| Given exercise |
In the records below, rewrite only the lines between the one holding "protocol-label: Aws S3" and the one holding "tab-advanced-ssh-settings[interactable]: Advanced SSH", inclusive, with "protocol-label" changed to "protocol-name" and nothing else altered.

| Input material |
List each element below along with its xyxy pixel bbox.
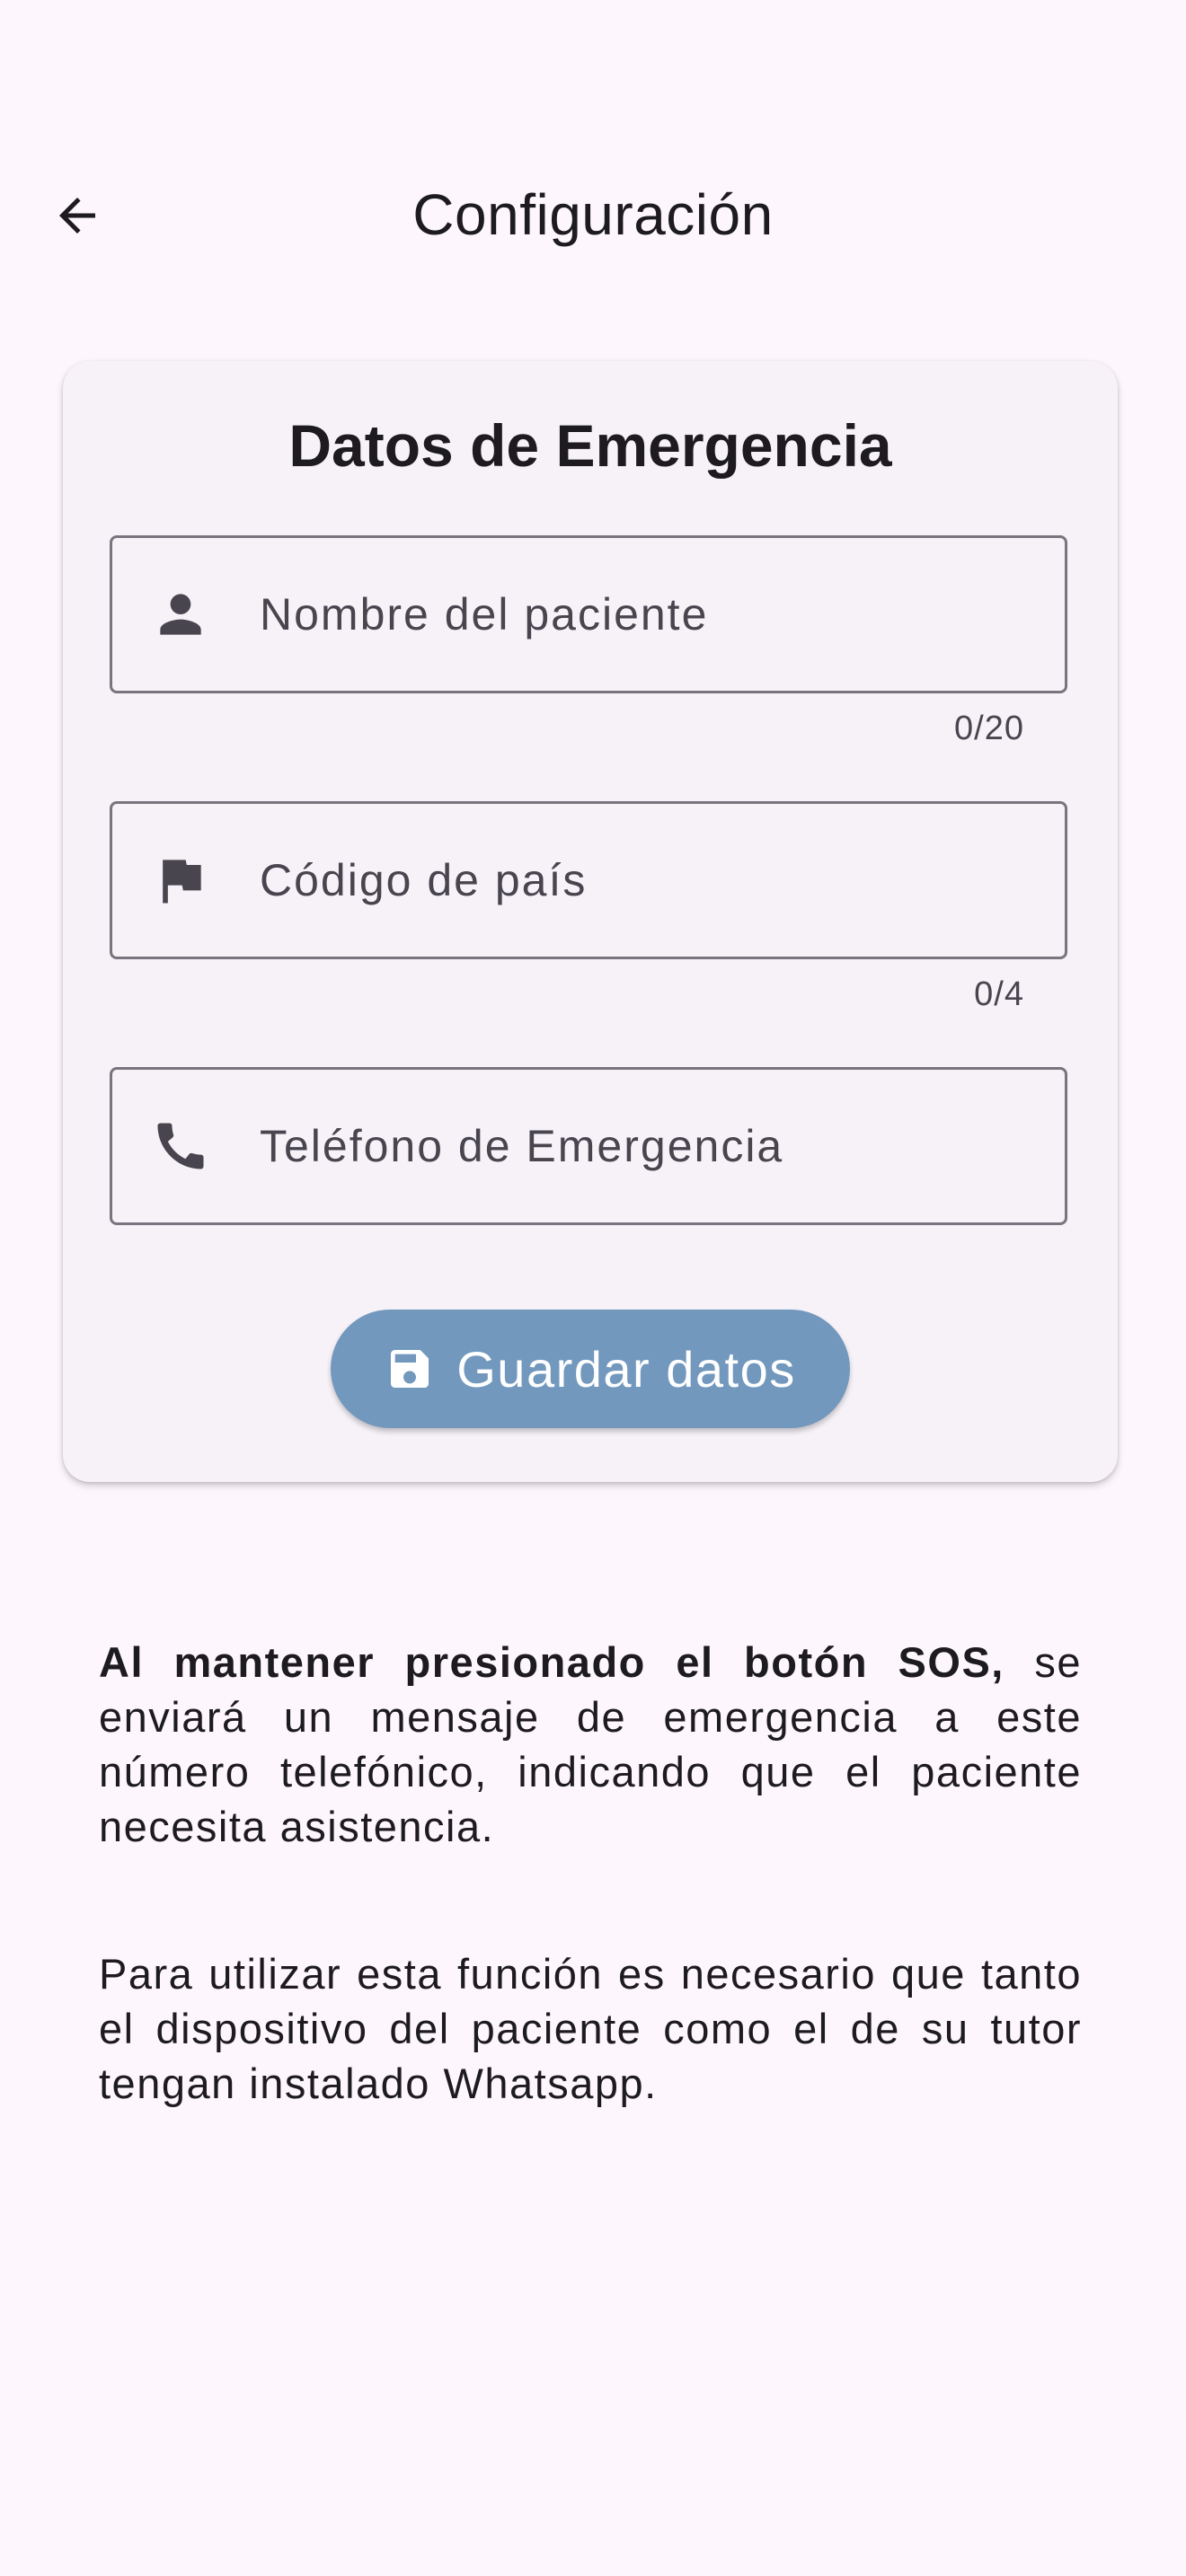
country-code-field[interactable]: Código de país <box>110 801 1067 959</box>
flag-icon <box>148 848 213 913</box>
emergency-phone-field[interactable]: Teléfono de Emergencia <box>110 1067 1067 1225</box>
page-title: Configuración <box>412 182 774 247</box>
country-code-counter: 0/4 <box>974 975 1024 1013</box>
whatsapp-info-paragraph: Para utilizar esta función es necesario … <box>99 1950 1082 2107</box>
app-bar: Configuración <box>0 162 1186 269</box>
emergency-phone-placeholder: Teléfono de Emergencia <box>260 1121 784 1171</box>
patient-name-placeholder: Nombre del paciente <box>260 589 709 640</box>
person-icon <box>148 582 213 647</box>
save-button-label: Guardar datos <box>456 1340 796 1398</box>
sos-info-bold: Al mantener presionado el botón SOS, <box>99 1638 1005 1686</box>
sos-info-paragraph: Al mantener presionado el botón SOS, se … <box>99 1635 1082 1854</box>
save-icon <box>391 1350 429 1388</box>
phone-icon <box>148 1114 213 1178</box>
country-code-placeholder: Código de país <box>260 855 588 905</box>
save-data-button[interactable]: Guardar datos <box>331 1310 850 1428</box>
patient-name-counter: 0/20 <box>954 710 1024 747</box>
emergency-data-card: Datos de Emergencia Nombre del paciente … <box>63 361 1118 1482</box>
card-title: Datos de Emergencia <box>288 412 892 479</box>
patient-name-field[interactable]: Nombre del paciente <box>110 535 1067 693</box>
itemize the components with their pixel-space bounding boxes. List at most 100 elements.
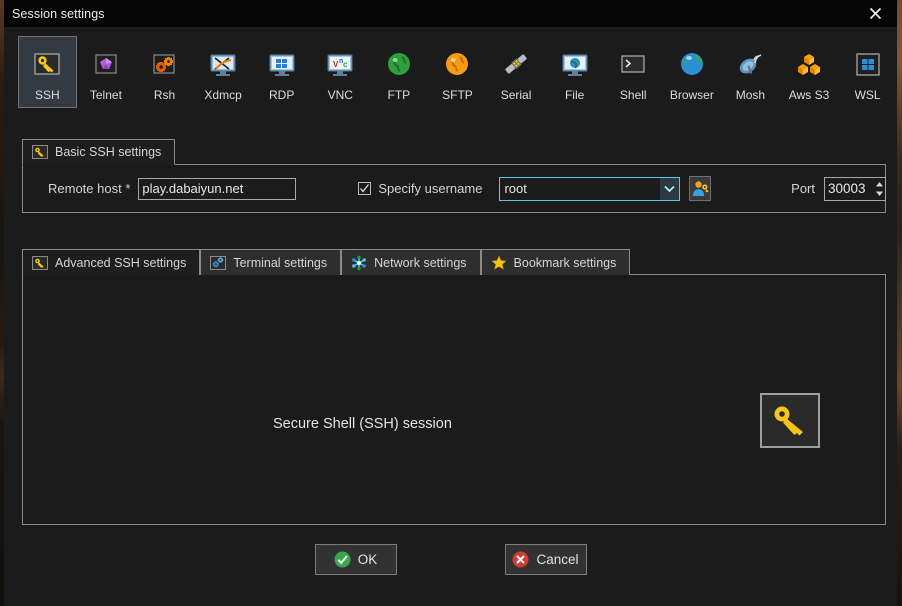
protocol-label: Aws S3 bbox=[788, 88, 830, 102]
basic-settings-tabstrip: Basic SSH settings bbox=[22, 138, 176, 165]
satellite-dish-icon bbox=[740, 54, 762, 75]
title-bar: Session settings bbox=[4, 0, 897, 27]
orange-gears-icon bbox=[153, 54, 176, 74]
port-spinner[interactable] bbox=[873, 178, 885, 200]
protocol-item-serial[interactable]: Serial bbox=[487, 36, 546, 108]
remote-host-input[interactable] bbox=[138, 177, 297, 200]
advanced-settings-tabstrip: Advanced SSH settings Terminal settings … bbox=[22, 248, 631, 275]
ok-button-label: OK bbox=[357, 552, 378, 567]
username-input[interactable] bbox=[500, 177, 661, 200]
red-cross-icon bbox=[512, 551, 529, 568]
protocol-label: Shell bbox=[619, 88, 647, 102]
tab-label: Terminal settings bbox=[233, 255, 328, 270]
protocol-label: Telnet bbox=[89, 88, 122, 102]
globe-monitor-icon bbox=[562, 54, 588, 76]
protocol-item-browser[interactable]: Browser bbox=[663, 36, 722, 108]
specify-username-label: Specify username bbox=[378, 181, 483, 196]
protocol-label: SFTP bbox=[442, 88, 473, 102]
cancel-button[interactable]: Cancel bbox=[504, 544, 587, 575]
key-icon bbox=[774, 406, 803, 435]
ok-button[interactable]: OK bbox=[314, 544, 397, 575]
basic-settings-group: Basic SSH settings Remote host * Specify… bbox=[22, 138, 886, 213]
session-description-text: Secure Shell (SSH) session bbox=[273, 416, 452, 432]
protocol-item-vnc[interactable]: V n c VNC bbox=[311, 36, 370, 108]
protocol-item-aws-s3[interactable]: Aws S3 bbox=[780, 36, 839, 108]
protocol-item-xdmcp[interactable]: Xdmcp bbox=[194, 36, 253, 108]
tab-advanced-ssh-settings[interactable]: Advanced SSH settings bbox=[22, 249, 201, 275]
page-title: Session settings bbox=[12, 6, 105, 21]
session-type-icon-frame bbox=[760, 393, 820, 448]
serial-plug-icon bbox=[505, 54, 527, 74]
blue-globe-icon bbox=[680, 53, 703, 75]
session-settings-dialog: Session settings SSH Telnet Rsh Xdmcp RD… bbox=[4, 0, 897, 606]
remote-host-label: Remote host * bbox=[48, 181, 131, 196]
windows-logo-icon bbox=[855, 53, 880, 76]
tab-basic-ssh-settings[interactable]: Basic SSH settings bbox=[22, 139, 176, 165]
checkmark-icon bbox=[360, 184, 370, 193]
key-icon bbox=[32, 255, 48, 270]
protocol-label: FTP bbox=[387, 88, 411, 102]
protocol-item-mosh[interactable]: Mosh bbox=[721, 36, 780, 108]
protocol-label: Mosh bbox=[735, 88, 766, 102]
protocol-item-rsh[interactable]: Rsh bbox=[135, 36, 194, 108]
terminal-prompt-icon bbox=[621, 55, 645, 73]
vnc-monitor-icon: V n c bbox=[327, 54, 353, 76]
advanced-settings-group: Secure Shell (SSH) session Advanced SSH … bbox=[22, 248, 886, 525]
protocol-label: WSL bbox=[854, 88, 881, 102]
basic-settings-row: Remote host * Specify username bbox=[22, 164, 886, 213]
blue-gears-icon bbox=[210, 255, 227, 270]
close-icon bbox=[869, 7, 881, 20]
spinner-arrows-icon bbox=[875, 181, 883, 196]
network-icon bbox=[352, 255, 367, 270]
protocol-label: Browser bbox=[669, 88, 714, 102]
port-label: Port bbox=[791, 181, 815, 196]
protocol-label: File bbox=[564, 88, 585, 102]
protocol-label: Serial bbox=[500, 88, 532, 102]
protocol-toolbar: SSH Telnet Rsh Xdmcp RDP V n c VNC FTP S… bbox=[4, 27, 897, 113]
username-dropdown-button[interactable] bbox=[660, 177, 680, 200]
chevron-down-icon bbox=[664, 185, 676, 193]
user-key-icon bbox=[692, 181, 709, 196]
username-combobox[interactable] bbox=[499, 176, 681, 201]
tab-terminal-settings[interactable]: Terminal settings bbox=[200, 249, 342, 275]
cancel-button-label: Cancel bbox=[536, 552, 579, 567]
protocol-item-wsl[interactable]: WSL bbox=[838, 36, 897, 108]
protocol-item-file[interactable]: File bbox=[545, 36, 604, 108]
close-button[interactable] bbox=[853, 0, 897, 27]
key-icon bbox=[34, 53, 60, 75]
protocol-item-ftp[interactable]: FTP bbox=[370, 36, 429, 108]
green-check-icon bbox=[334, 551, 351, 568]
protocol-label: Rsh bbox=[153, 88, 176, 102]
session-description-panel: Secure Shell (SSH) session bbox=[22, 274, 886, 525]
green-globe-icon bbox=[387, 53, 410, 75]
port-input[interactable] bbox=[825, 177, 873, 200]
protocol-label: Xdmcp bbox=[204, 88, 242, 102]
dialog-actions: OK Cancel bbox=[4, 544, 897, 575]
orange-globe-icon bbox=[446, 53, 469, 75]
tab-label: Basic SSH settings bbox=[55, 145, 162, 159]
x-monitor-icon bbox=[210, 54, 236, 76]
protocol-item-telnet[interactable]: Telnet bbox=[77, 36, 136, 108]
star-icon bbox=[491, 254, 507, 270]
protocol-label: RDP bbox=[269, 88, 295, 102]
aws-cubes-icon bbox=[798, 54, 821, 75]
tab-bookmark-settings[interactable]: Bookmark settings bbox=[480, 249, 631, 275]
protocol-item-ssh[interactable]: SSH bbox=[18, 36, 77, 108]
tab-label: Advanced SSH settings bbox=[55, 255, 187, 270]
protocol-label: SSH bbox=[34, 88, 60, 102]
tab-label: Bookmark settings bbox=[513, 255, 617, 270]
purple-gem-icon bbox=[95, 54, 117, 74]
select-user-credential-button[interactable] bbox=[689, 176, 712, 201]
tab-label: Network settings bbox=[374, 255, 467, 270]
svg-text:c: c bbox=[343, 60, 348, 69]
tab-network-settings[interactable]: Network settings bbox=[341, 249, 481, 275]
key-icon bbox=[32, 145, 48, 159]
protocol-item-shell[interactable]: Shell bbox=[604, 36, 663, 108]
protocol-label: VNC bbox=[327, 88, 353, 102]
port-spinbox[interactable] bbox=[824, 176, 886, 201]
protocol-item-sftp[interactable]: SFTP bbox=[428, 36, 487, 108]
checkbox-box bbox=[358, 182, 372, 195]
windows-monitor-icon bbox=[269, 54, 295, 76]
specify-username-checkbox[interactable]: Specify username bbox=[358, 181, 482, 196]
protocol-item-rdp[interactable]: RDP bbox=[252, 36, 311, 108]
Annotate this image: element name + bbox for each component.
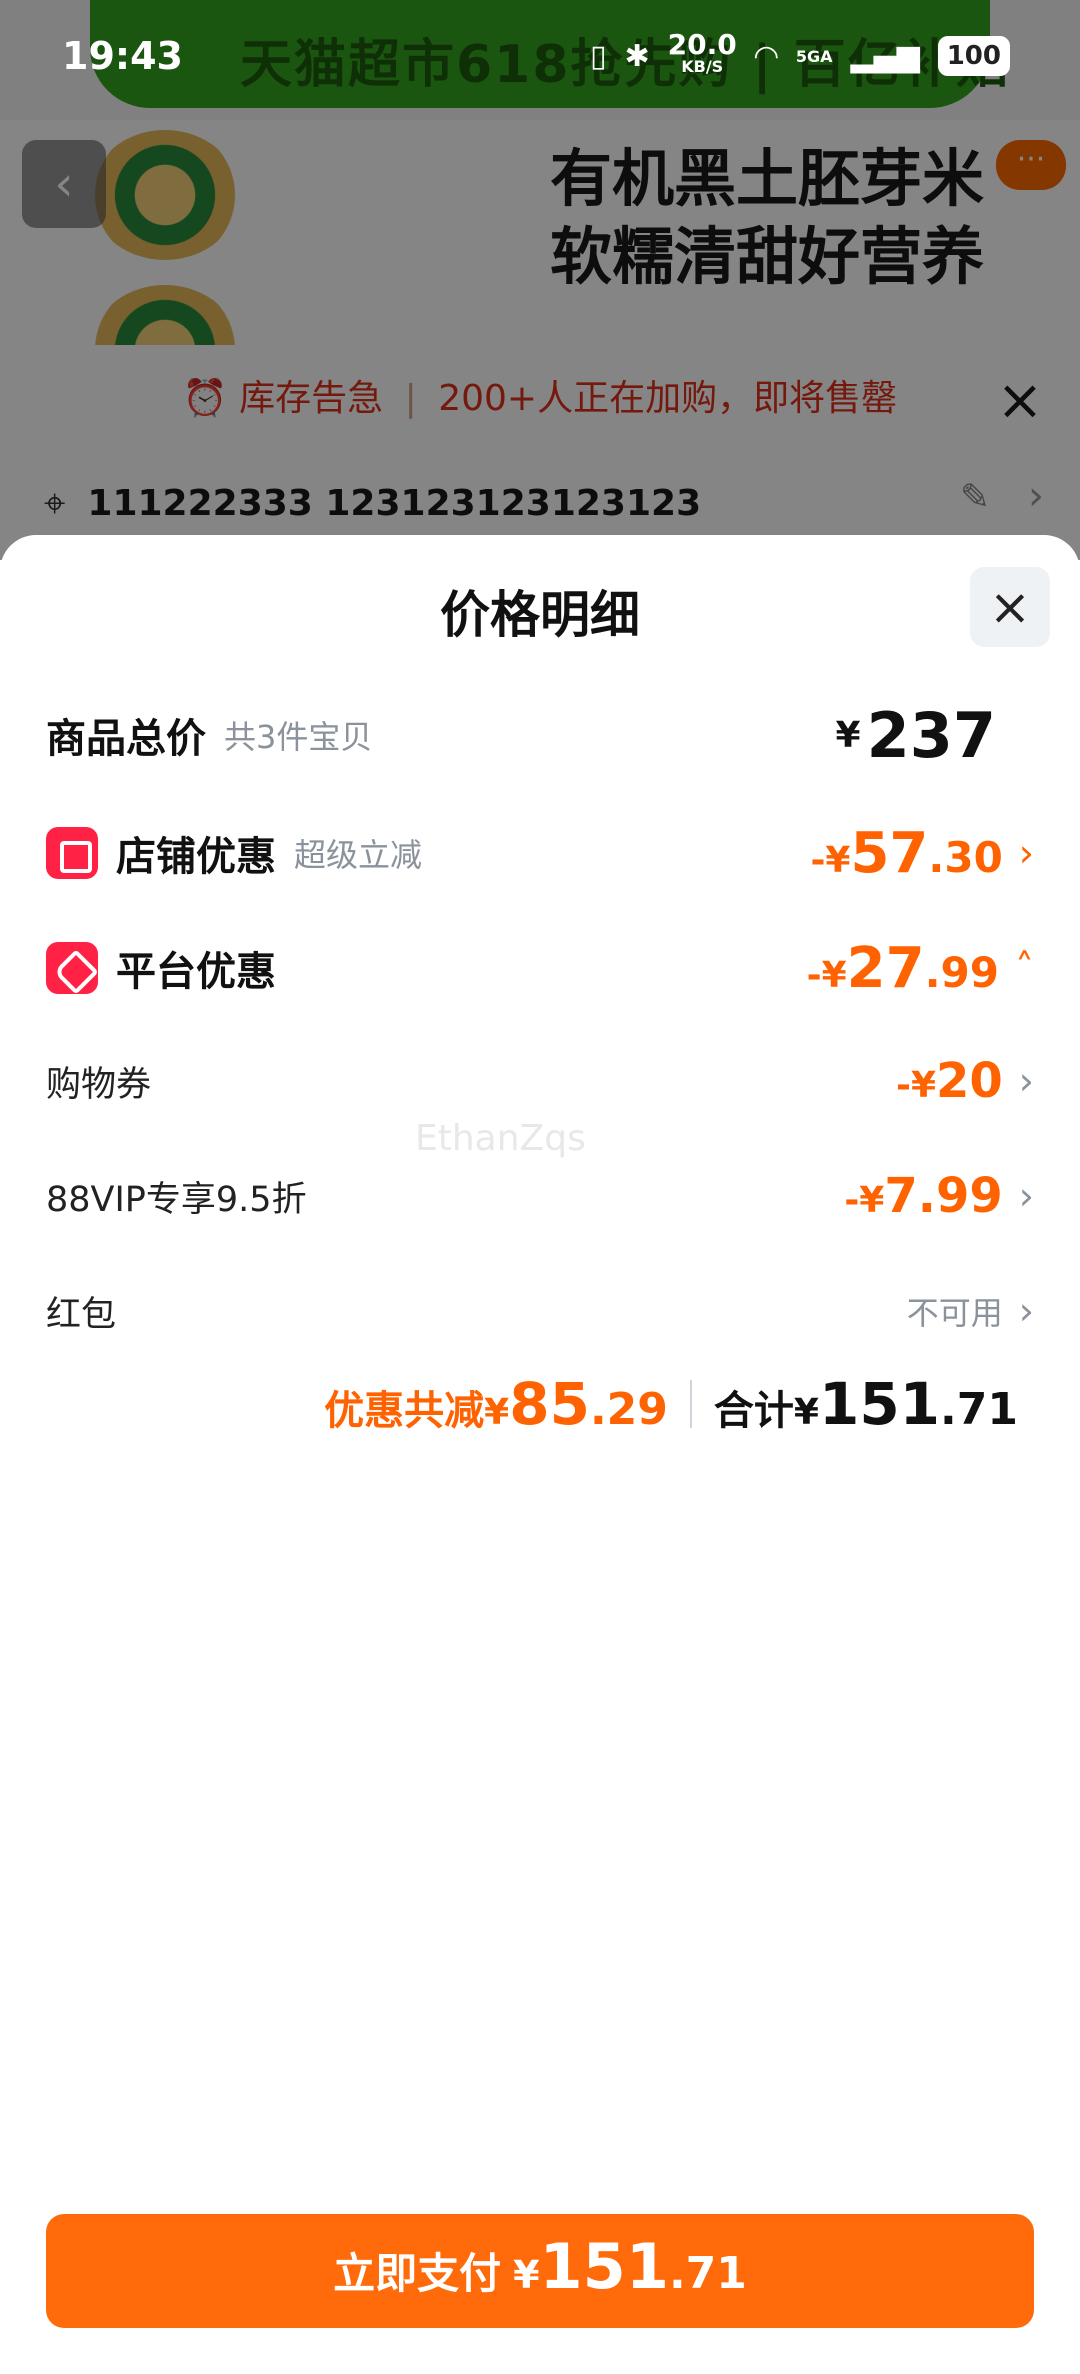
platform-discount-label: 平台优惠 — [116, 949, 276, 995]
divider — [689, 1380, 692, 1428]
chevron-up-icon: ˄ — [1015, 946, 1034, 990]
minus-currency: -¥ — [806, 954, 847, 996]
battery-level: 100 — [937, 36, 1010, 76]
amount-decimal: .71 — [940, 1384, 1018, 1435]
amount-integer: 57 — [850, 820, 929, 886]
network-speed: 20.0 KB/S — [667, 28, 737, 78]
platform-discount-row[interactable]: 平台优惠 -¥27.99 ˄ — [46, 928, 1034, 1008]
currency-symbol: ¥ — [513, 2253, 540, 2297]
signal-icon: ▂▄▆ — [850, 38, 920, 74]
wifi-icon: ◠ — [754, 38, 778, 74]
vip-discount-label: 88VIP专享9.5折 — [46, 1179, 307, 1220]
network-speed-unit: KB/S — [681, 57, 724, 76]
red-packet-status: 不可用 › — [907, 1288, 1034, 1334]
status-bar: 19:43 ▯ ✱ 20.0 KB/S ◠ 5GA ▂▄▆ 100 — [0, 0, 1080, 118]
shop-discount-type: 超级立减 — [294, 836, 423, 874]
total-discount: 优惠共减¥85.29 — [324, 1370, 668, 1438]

| Task result |
protocol-name: Aws S3 bbox=[788, 88, 830, 102]
basic-settings-tabstrip: Basic SSH settings bbox=[22, 138, 176, 165]
satellite-dish-icon bbox=[740, 54, 762, 75]
title-bar: Session settings bbox=[4, 0, 897, 27]
orange-gears-icon bbox=[153, 54, 176, 74]
port-spinner[interactable] bbox=[873, 178, 885, 200]
protocol-item-serial[interactable]: Serial bbox=[487, 36, 546, 108]
remote-host-input[interactable] bbox=[138, 177, 297, 200]
advanced-settings-tabstrip: Advanced SSH settings Terminal settings … bbox=[22, 248, 631, 275]
ok-button-label: OK bbox=[357, 552, 378, 567]
username-input[interactable] bbox=[500, 177, 661, 200]
red-cross-icon bbox=[512, 551, 529, 568]
protocol-name: Shell bbox=[619, 88, 647, 102]
tab-label: Terminal settings bbox=[233, 255, 328, 270]
protocol-name: Telnet bbox=[89, 88, 122, 102]
globe-monitor-icon bbox=[562, 54, 588, 76]
protocol-item-browser[interactable]: Browser bbox=[663, 36, 722, 108]
specify-username-label: Specify username bbox=[378, 181, 483, 196]
protocol-name: SFTP bbox=[442, 88, 473, 102]
cancel-button[interactable]: Cancel bbox=[504, 544, 587, 575]
key-icon bbox=[774, 406, 803, 435]
ok-button[interactable]: OK bbox=[314, 544, 397, 575]
basic-settings-group: Basic SSH settings Remote host * Specify… bbox=[22, 138, 886, 213]
session-description-text: Secure Shell (SSH) session bbox=[273, 416, 452, 432]
protocol-item-vnc[interactable]: V n c VNC bbox=[311, 36, 370, 108]
protocol-item-aws-s3[interactable]: Aws S3 bbox=[780, 36, 839, 108]
protocol-item-xdmcp[interactable]: Xdmcp bbox=[194, 36, 253, 108]
tab-advanced-ssh-settings[interactable]: Advanced SSH settings bbox=[22, 249, 201, 275]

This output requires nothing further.